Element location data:
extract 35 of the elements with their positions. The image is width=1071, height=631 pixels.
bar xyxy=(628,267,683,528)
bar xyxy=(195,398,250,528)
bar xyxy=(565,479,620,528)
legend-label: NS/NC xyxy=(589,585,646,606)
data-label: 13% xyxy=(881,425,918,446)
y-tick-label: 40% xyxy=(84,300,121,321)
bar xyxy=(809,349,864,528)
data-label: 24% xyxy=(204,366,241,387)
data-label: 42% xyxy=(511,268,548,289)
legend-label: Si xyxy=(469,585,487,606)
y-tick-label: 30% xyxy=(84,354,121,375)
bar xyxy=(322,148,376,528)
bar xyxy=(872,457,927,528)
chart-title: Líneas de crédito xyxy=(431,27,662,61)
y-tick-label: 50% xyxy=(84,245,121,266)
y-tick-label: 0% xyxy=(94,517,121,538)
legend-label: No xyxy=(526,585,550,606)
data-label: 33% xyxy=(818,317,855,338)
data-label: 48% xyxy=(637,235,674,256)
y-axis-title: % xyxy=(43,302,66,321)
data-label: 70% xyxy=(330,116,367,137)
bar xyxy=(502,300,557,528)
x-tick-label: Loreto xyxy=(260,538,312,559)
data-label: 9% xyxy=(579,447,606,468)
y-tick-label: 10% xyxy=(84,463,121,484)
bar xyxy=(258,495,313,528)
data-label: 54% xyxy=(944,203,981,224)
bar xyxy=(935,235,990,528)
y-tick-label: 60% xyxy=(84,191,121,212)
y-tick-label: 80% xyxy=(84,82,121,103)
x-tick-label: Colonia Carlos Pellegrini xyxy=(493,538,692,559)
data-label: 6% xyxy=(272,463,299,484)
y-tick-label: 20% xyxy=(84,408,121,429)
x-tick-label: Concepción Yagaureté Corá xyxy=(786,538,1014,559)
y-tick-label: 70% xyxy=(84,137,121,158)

Goal
Reproduce all of the data above line for line, with no changes.

Task solution
extract 35 of the elements with their positions. The image is width=1071, height=631 pixels.
bar xyxy=(628,267,683,528)
bar xyxy=(195,398,250,528)
bar xyxy=(565,479,620,528)
legend-label: NS/NC xyxy=(589,585,646,606)
data-label: 13% xyxy=(881,425,918,446)
y-tick-label: 40% xyxy=(84,300,121,321)
bar xyxy=(809,349,864,528)
data-label: 24% xyxy=(204,366,241,387)
data-label: 42% xyxy=(511,268,548,289)
legend-label: Si xyxy=(469,585,487,606)
y-tick-label: 30% xyxy=(84,354,121,375)
bar xyxy=(322,148,376,528)
bar xyxy=(872,457,927,528)
chart-title: Líneas de crédito xyxy=(431,27,662,61)
y-tick-label: 50% xyxy=(84,245,121,266)
y-tick-label: 0% xyxy=(94,517,121,538)
legend-label: No xyxy=(526,585,550,606)
data-label: 33% xyxy=(818,317,855,338)
data-label: 48% xyxy=(637,235,674,256)
y-axis-title: % xyxy=(43,302,66,321)
data-label: 70% xyxy=(330,116,367,137)
bar xyxy=(502,300,557,528)
x-tick-label: Loreto xyxy=(260,538,312,559)
data-label: 9% xyxy=(579,447,606,468)
y-tick-label: 10% xyxy=(84,463,121,484)
bar xyxy=(258,495,313,528)
data-label: 54% xyxy=(944,203,981,224)
bar xyxy=(935,235,990,528)
y-tick-label: 60% xyxy=(84,191,121,212)
y-tick-label: 80% xyxy=(84,82,121,103)
x-tick-label: Colonia Carlos Pellegrini xyxy=(493,538,692,559)
data-label: 6% xyxy=(272,463,299,484)
y-tick-label: 20% xyxy=(84,408,121,429)
x-tick-label: Concepción Yagaureté Corá xyxy=(786,538,1014,559)
y-tick-label: 70% xyxy=(84,137,121,158)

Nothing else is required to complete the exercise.